EXERCISE PROMPT:
Restate all the material verbatim, except for the pictures.
## Begin DATA PROVIDED
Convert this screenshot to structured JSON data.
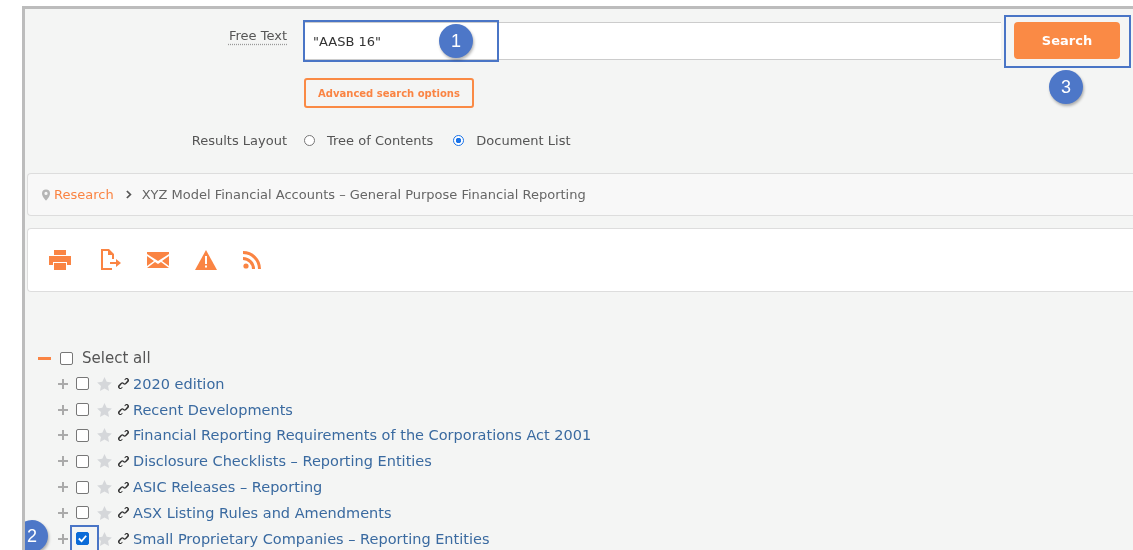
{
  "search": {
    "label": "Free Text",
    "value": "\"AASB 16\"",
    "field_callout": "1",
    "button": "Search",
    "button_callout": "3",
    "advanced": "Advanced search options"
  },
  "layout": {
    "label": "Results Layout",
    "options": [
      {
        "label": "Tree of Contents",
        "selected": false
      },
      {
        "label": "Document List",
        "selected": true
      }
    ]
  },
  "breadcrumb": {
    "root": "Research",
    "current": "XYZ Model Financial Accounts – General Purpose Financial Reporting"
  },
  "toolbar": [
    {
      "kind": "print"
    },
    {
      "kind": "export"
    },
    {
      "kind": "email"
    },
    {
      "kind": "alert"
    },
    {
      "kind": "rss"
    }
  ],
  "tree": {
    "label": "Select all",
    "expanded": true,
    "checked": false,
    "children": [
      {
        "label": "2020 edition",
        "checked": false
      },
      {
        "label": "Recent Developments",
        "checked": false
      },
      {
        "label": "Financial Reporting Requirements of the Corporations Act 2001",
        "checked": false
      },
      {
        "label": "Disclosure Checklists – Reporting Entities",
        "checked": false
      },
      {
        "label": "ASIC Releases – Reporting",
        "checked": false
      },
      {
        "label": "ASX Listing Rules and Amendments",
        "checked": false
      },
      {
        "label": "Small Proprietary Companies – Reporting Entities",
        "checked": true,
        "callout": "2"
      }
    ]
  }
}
## End DATA PROVIDED
THE REPLY:
Convert this screenshot to structured JSON data.
{
  "search": {
    "label": "Free Text",
    "value": "\"AASB 16\"",
    "field_callout": "1",
    "button": "Search",
    "button_callout": "3",
    "advanced": "Advanced search options"
  },
  "layout": {
    "label": "Results Layout",
    "options": [
      {
        "label": "Tree of Contents",
        "selected": false
      },
      {
        "label": "Document List",
        "selected": true
      }
    ]
  },
  "breadcrumb": {
    "root": "Research",
    "current": "XYZ Model Financial Accounts – General Purpose Financial Reporting"
  },
  "toolbar": [
    {
      "kind": "print"
    },
    {
      "kind": "export"
    },
    {
      "kind": "email"
    },
    {
      "kind": "alert"
    },
    {
      "kind": "rss"
    }
  ],
  "tree": {
    "label": "Select all",
    "expanded": true,
    "checked": false,
    "children": [
      {
        "label": "2020 edition",
        "checked": false
      },
      {
        "label": "Recent Developments",
        "checked": false
      },
      {
        "label": "Financial Reporting Requirements of the Corporations Act 2001",
        "checked": false
      },
      {
        "label": "Disclosure Checklists – Reporting Entities",
        "checked": false
      },
      {
        "label": "ASIC Releases – Reporting",
        "checked": false
      },
      {
        "label": "ASX Listing Rules and Amendments",
        "checked": false
      },
      {
        "label": "Small Proprietary Companies – Reporting Entities",
        "checked": true,
        "callout": "2"
      }
    ]
  }
}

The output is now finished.